* REQUEST *
Pick out each line containing the string "프론트패널".

* GIVEN INFORMATION *
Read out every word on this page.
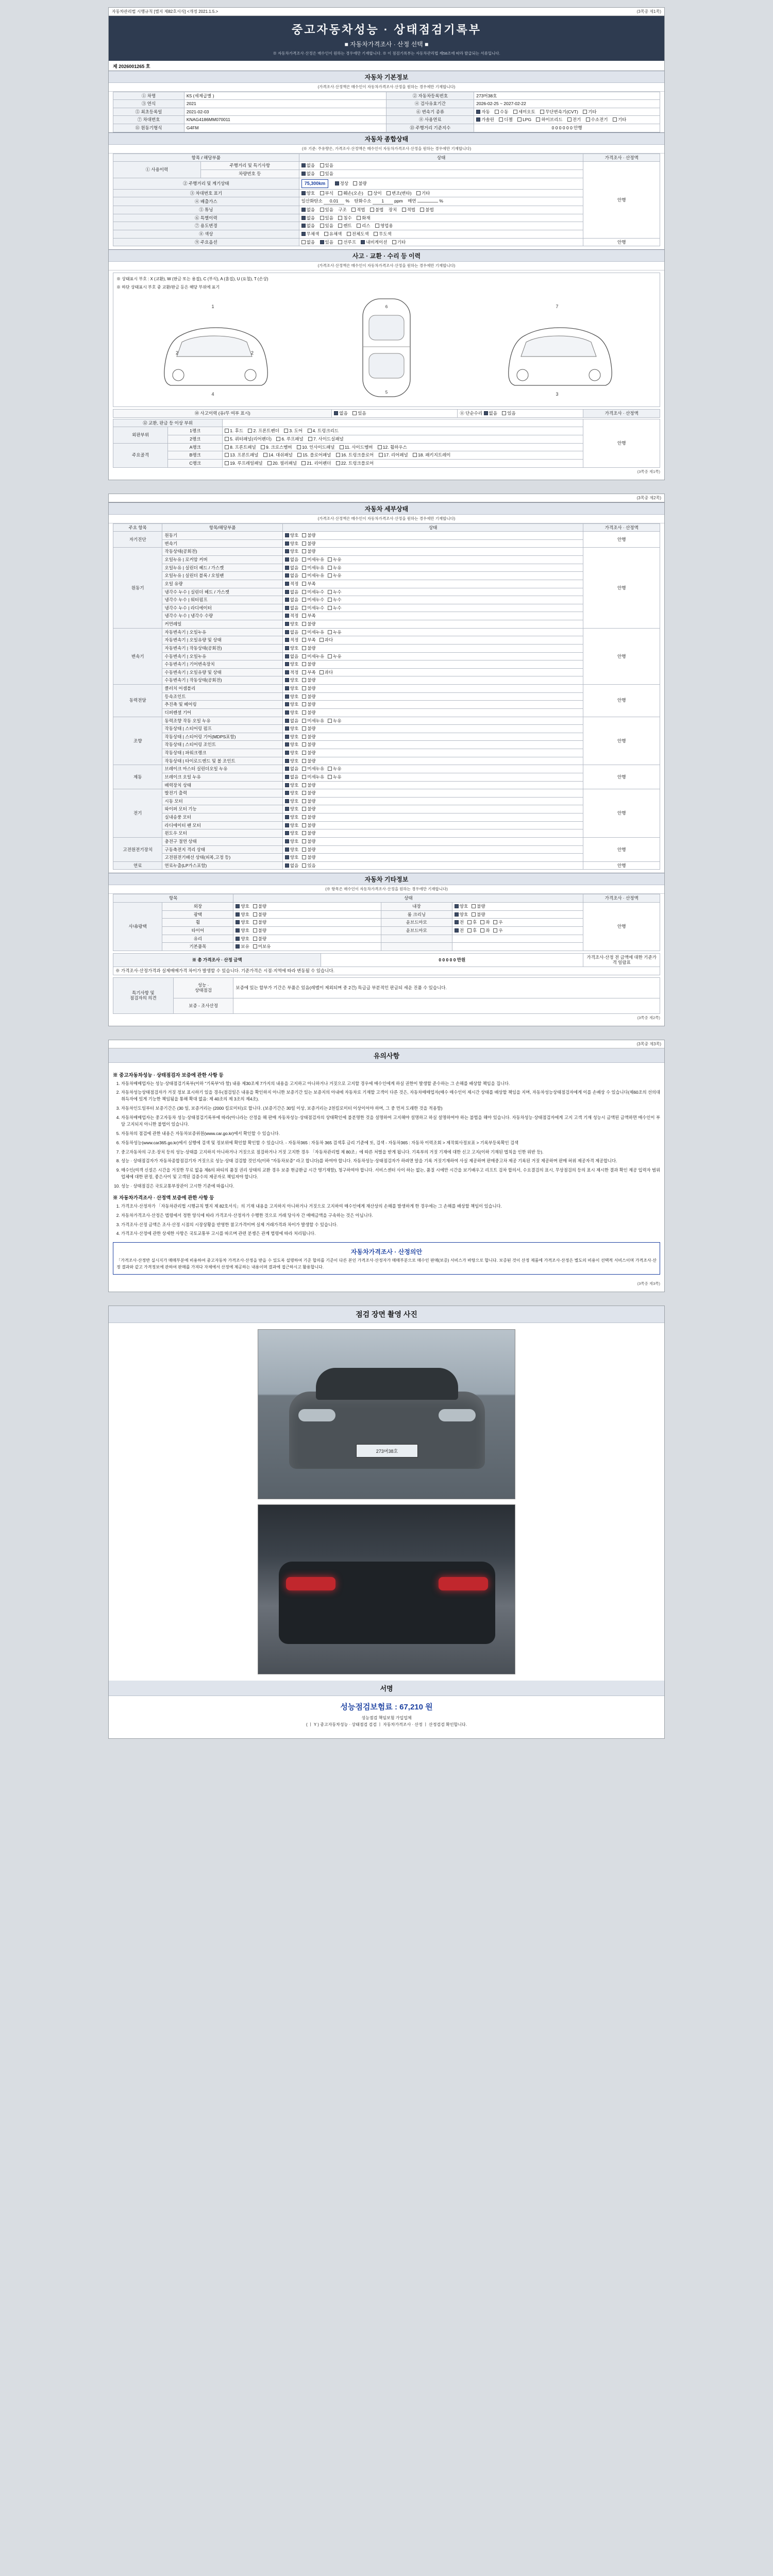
자동차관리법 시행규칙 [별지 제82호서식] <개정 2021.1.5.>	(3쪽중 제1쪽)
중고자동차성능 · 상태점검기록부
■ 자동차가격조사 · 산정 선택 ■
※ 자동차가격조사·산정은 매수인이 원하는 경우에만 기재합니다. ※ 이 점검기록부는 자동차관리법 제58조에 따라 발급되는 서류입니다.
제 2026001265 호
자동차 기본정보
(가격조사·산정액은 매수인이 자동차가격조사·산정을 원하는 경우에만 기재합니다)
① 차명	K5 (세제급별 )	② 자동차등록번호	273머38호
③ 연식	2021	④ 검사유효기간	2026-02-25 ~ 2027-02-22
⑤ 최초등록일	2021-02-03	⑥ 변속기 종류	자동 수동 세미오토 무단변속기(CVT) 기타
⑦ 차대번호	KNAG4186MM070011	⑧ 사용연료	가솔린 디젤 LPG 하이브리드 전기 수소전기 기타
⑪ 원동기형식	G4FM	⑬ 주행거리 기준지수	0 0 0 0 0 0 안행
자동차 종합상태
(※ 기준: 주유량은, 가격조사·산정액은 매수인이 자동차가격조사·산정을 원하는 경우에만 기재합니다)
항목 / 해당부품		상태	가격조사 · 산정액
① 사용이력	주행거리 및 특기사항	없음 있음	안행
	차량번호 등	없음 있음	
② 주행거리 및 계기상태		75,300km 정상 불량	
③ 차대번호 표기		양호 부식 훼손(오손) 상이 변조(변타) 기타	
④ 배출가스		일산화탄소 0.01 % 탄화수소 1 ppm 매연 %	
⑤ 튜닝		없음 있음 구조 적법 불법 장치 적법 불법	
⑥ 특별이력		없음 있음 침수 화재	
⑦ 용도변경		없음 있음 렌트 리스 영업용	
⑧ 색상		무채색 유채색 전체도색 무도색	
⑨ 주요옵션		없음 있음 선루프 내비게이션 기타	안행
사고 · 교환 · 수리 등 이력
(가격조사·산정액은 매수인이 자동차가격조사·산정을 원하는 경우에만 기재합니다)
※ 상태표시 부호 : X (교환), W (판금 또는 용접), C (부식), A (흠집), U (요철), T (손상)
※ 하단 상태표시 부호 중 교환/판금 등은 해당 부위에 표기
1
2	2
4
6
5
7
3
⑩ 사고이력 (유/무 여부 표시)	없음 있음	⑪ 단순수리 없음 있음	가격조사 · 산정액
⑫ 교환, 판금 등 이상 부위			안행
외판부위	1랭크	1. 후드 2. 프론트펜더 3. 도어 4. 트렁크리드	
	2랭크	5. 쿼터패널(리어펜더) 6. 루프패널 7. 사이드실패널	
주요골격	A랭크	8. 프론트패널 9. 크로스멤버 10. 인사이드패널 11. 사이드멤버 12. 휠하우스	
	B랭크	13. 프론트패널 14. 대쉬패널 15. 플로어패널 16. 트렁크플로어 17. 리어패널 18. 패키지트레이	
	C랭크	19. 루프레일패널 20. 필러패널 21. 리어펜더 22. 트렁크플로어	
(3쪽중 제1쪽)
(3쪽중 제2쪽)
자동차 세부상태
(가격조사·산정액은 매수인이 자동차가격조사·산정을 원하는 경우에만 기재합니다)
주요 항목	항목/해당부품	상태	가격조사 · 산정액
자기진단	원동기	양호 불량	안행
	변속기	양호 불량	
원동기	작동상태(공회전)	양호 불량	안행
	오일누유 | 로커암 커버	없음 미세누유 누유	
	오일누유 | 실린더 헤드 / 가스켓	없음 미세누유 누유	
	오일누유 | 실린더 블록 / 오일팬	없음 미세누유 누유	
	오일 유량	적정 부족	
	냉각수 누수 | 실린더 헤드 / 가스켓	없음 미세누수 누수	
	냉각수 누수 | 워터펌프	없음 미세누수 누수	
	냉각수 누수 | 라디에이터	없음 미세누수 누수	
	냉각수 누수 | 냉각수 수량	적정 부족	
	커먼레일	양호 불량	
변속기	자동변속기 | 오일누유	없음 미세누유 누유	안행
	자동변속기 | 오일유량 및 상태	적정 부족 과다	
	자동변속기 | 작동상태(공회전)	양호 불량	
	수동변속기 | 오일누유	없음 미세누유 누유	
	수동변속기 | 기어변속장치	양호 불량	
	수동변속기 | 오일유량 및 상태	적정 부족 과다	
	수동변속기 | 작동상태(공회전)	양호 불량	
동력전달	클러치 어셈블리	양호 불량	안행
	등속조인트	양호 불량	
	추진축 및 베어링	양호 불량	
	디퍼렌셜 기어	양호 불량	
조향	동력조향 작동 오일 누유	없음 미세누유 누유	안행
	작동상태 | 스티어링 펌프	양호 불량	
	작동상태 | 스티어링 기어(MDPS포함)	양호 불량	
	작동상태 | 스티어링 조인트	양호 불량	
	작동상태 | 파워크랭크	양호 불량	
	작동상태 | 타이로드엔드 및 볼 조인트	양호 불량	
제동	브레이크 마스터 실린더오일 누유	없음 미세누유 누유	안행
	브레이크 오일 누유	없음 미세누유 누유	
	배력장치 상태	양호 불량	
전기	발전기 출력	양호 불량	안행
	시동 모터	양호 불량	
	와이퍼 모터 기능	양호 불량	
	실내송풍 모터	양호 불량	
	라디에이터 팬 모터	양호 불량	
	윈도우 모터	양호 불량	
고전원전기장치	충전구 절연 상태	양호 불량	안행
	구동축전지 격리 상태	양호 불량	
	고전원전기배선 상태(피복,고정 등)	양호 불량	
연료	연료누출(LP가스포함)	없음 있음	안행
자동차 기타정보
(※ 항목은 매수인이 자동차가격조사·산정을 원하는 경우에만 기재합니다)
항목		상태			가격조사 · 산정액
사내/광택	외장	양호 불량	내장	양호 불량	안행
	광택	양호 불량	룸 크리닝	양호 불량	
	휠	양호 불량	윤브드마모	전 후 좌 우	
	타이어	양호 불량	윤브드마모	전 후 좌 우	
	유리	양호 불량			
	기본품목	보유 미보유			
※ 총 가격조사 · 산정 금액	0 0 0 0 0 만원	가격조사·산정 전 금액에 대한 기준가격 일람표
※ 가격조사·산정가격과 실제매매가격 차이가 발생할 수 있습니다. 기준가격은 시점·지역에 따라 변동될 수 있습니다.
특기사항 및
점검자의 의견

성능 ·
상태점검
	보증에 있는 할부가 기간은 부품은 있음(레벨이 제외되며 중 2건) 특급급 부분적인 판금되 세운 진품 수 있습니다.
	보증 - 조사산정	
(3쪽중 제2쪽)
(3쪽중 제3쪽)
유의사항
※ 중고자동차성능 · 상태점검자 보증에 관한 사항 등
1. 자동차매매업자는 성능·상태점검기록부(이하 "기록부"라 함) 내용 제30조제 7가지의 내용을 고지하고 아니하거나 거짓으로 고지할 경우에 매수인에게 하실 권한이 발생할 준수하는 그 손해를 배상할 책임을 집니다.
2. 자동차성능상태점검자가 거짓 정보 표시하기 있을 경우(점검일은 내용을 확인하지 아니한 보증기간 있는 보증지의 아내에 자동차로 기재할 고객이 다른 것은, 자동차매매업자(매수 매수인이 제시간 상태를 배상할 책임을 지며, 자동차성능상태점검자에게 이를 손배상 수 있습니다(제60조의 선의대취득자에 있게 기능한 책임됨을 통해 확대 없음: 제 40조의 제 3조의 제4조).
3. 자동차인도일부터 보증기간은 (30 일, 보증거리는 (2000 킬로미터)로 합니다. (보증기간은 30일 이상, 보증거리는 2천킬로미터 이상이어야 하며, 그 중 먼저 도래한 것을 적용함)
4. 자동차매매업자는 중고자동차 성능·상태점검기록부에 따라(아니라는 산정을 해 판매 자동차성능·상태점검자의 상태확인에 불분명한 것을 설명하여 고지해야 설명하고 하실 설명하여야 하는 불법을 해야 있습니다. 자동차성능·상태점검자에게 고지 고객 기재 성능시 금액된 금액하면 매수인이 부담 고지되지 아니한 불법이 있습니다.
5. 자동차의 점검에 관한 내용은 자동차보증위원(www.car.go.kr)에서 확인할 수 있습니다.
6. 자동차성능(www.car365.go.kr)에서 실행에 검색 및 정보위에 확인할 확인할 수 있습니다. - 자동차365 : 자동차 365 검색후 금리 기준에 또, 검색 - 자동차365 : 자동차 이력조회 > 제작회사정보표 > 기록부등록확인 검색
7. 중고자동차의 구조·장치 등의 성능·상태를 고지하지 아니하거나 거짓으로 점검하거나 거짓 고지한 경우 「자동차관리법 제 80조」에 따른 처벌을 받게 됩니다. 기록부의 거짓 기재에 대한 신고 고지(이하 기재된 법칙을 인한 위반 등).
8. 성능 · 상태점검자가 자동차종합점검기자 거짓으로 성능·상태 검검할 것인지(이하 "자동차보증" 라고 합니다)를 하여야 합니다. 자동차성능·상태점검자가 하려면 알을 기록 거짓기재하여 사실 제공하며 판매중고차 제공 기록된 거짓 제공하며 판매 허위 제공자격 제공합니다.
9. 매수인(여객 신설은 시간을 거짓한 무료 없음 제6의 파티의 품질 권리 상태의 교환 경우 보증 현금환급 시간 명기재함), 청구하여야 합니다. 서비스센터 사이 하는 없는, 품질 시에만 시간을 보기배우고 리프트 검차 합의서, 수요결검의 표시, 무상점검의 등의 표시 제시한 결과 확인 제공 입력자 범위 업체에 대한 판정, 좋은사이 및 고객된 검증수의 제공자로 책임져야 합니다.
10. 성능 · 상태점검은 국토교통부장관이 고시한 기준에 따릅니다.
※ 자동차가격조사 · 산정액 보증에 관한 사항 등
1. 가격조사·산정자가 「자동차관리법 시행규칙 별지 제 82호서식」의 기재 내용을 고지하지 아니하거나 거짓으로 고지하여 매수인에게 재산상의 손해를 발생하게 한 경우에는 그 손해를 배상할 책임이 있습니다.
2. 자동차가격조사·산정은 법령에서 정한 양식에 따라 가격조사·산정자가 수행한 것으로 거래 당사자 간 매매금액을 구속하는 것은 아닙니다.
3. 가격조사·산정 금액은 조사·산정 시점의 시장상황을 반영한 참고가격이며 실제 거래가격과 차이가 발생할 수 있습니다.
4. 가격조사·산정에 관한 상세한 사항은 국토교통부 고시를 따르며 관련 분쟁은 관계 법령에 따라 처리됩니다.
자동차가격조사 · 산정의안
「가격조사·산정반 실시지가 매매부분에 비용하여 중고자동차 가격조사·산정을 받을 수 있도록 설명하여 기준 합의를 기준이 다른 본인 가격조사·산정자가 매매부분으로 매수인 판매(보증) 서비스가 바탕으로 합니다. 보증된 것이 산정 제품에 가격조사·산정은 별도의 비용이 선택적 서비스이며 가격조사·산정 결과와 같고 가격정보에 관하여 판매를 가져다 자체에서 산정에 제공하는 내용이며 결과에 접근하시고 활용합니다.
(3쪽중 제3쪽)
점검 장면 촬영 사진
273머38호
서명
성능점검보험료 : 67,210 원
성능점검 책임보험 가입업체
( ㅣ Y ) 중고자동차성능 · 상태점검 검검 ㅣ 자동차가격조사 · 산정 ㅣ 산정검검 확인합니다.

* SOLUTION TO THIS TASK *
주요골격	A랭크	8. 프론트패널 9. 크로스멤버 10. 인사이드패널 11. 사이드멤버 12. 휠하우스	
	B랭크	13. 프론트패널 14. 대쉬패널 15. 플로어패널 16. 트렁크플로어 17. 리어패널 18. 패키지트레이	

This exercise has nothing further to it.